TASK GOAL:
Copy each line exactly. Leave nothing out.

:::

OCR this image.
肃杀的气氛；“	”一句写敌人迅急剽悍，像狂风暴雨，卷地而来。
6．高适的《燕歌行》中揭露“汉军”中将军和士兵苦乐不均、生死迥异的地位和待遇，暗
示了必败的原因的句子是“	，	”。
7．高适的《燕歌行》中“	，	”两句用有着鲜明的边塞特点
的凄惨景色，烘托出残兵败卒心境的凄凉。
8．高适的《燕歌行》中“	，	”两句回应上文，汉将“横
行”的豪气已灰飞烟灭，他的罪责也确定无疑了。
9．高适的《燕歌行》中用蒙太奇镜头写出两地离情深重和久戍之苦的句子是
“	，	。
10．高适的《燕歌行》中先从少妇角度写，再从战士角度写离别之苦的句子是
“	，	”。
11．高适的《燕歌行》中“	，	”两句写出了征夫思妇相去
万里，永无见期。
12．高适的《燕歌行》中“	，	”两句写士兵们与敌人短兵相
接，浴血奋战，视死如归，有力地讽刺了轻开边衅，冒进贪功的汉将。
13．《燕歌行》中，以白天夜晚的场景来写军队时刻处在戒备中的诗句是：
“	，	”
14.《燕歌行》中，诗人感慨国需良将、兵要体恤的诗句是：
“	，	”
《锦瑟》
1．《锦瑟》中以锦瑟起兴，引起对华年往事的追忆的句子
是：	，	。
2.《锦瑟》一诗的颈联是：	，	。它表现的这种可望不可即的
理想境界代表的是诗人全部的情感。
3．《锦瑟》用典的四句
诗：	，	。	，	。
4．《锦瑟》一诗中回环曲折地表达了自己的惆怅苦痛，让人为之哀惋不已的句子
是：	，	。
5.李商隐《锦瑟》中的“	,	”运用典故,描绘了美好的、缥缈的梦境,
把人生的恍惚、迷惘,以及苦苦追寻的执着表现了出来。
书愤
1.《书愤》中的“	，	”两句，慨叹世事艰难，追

:::

ANSWER TO THE EXERCISE:
OCR this image.
肃杀的气氛；“	”一句写敌人迅急剽悍，像狂风暴雨，卷地而来。
6．高适的《燕歌行》中揭露“汉军”中将军和士兵苦乐不均、生死迥异的地位和待遇，暗
示了必败的原因的句子是“	，	”。
7．高适的《燕歌行》中“	，	”两句用有着鲜明的边塞特点
的凄惨景色，烘托出残兵败卒心境的凄凉。
8．高适的《燕歌行》中“	，	”两句回应上文，汉将“横
行”的豪气已灰飞烟灭，他的罪责也确定无疑了。
9．高适的《燕歌行》中用蒙太奇镜头写出两地离情深重和久戍之苦的句子是
“	，	。
10．高适的《燕歌行》中先从少妇角度写，再从战士角度写离别之苦的句子是
“	，	”。
11．高适的《燕歌行》中“	，	”两句写出了征夫思妇相去
万里，永无见期。
12．高适的《燕歌行》中“	，	”两句写士兵们与敌人短兵相
接，浴血奋战，视死如归，有力地讽刺了轻开边衅，冒进贪功的汉将。
13．《燕歌行》中，以白天夜晚的场景来写军队时刻处在戒备中的诗句是：
“	，	”
14.《燕歌行》中，诗人感慨国需良将、兵要体恤的诗句是：
“	，	”
《锦瑟》
1．《锦瑟》中以锦瑟起兴，引起对华年往事的追忆的句子
是：	，	。
2.《锦瑟》一诗的颈联是：	，	。它表现的这种可望不可即的
理想境界代表的是诗人全部的情感。
3．《锦瑟》用典的四句
诗：	，	。	，	。
4．《锦瑟》一诗中回环曲折地表达了自己的惆怅苦痛，让人为之哀惋不已的句子
是：	，	。
5.李商隐《锦瑟》中的“	,	”运用典故,描绘了美好的、缥缈的梦境,
把人生的恍惚、迷惘,以及苦苦追寻的执着表现了出来。
书愤
1.《书愤》中的“	，	”两句，慨叹世事艰难，追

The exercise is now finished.